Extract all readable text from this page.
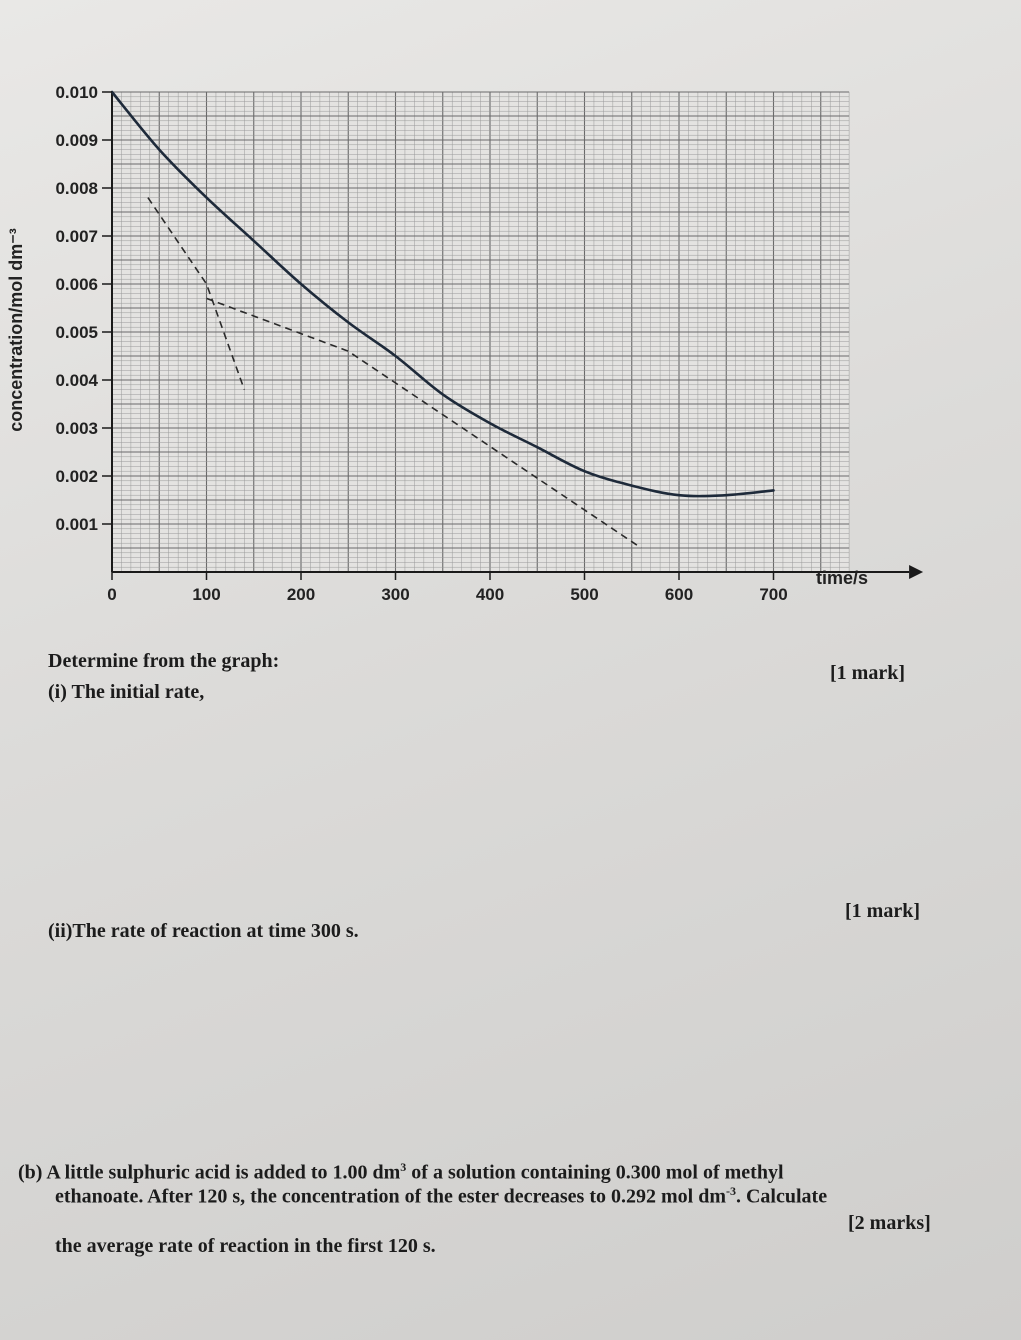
0	100	200	300	400	500	600	700
0.001
0.002
0.003
0.004
0.005
0.006
0.007
0.008
0.009
0.010
time/s
concentration/mol dm⁻³

Determine from the graph:

(i) The initial rate,

[1 mark]

(ii)The rate of reaction at time 300 s.

[1 mark]

(b) A little sulphuric acid is added to 1.00 $dm^3$ of a solution containing 0.300 mol of methyl

ethanoate. After 120 s, the concentration of the ester decreases to 0.292 mol $dm^{-3}$. Calculate

the average rate of reaction in the first 120 s.

[2 marks]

_ _ _ _ _

▸ **PROBLEM STATEMENT**
Retype each entry precisely. Skip images entirely.

▸ **EXERCISE RESPONSE**
Extract all readable text from this page.
0	100	200	300	400	500	600	700
0.001
0.002
0.003
0.004
0.005
0.006
0.007
0.008
0.009
0.010
time/s
concentration/mol dm⁻³

Determine from the graph:

(i) The initial rate,

[1 mark]

(ii)The rate of reaction at time 300 s.

[1 mark]

(b) A little sulphuric acid is added to 1.00 $dm^3$ of a solution containing 0.300 mol of methyl

ethanoate. After 120 s, the concentration of the ester decreases to 0.292 mol $dm^{-3}$. Calculate

the average rate of reaction in the first 120 s.

[2 marks]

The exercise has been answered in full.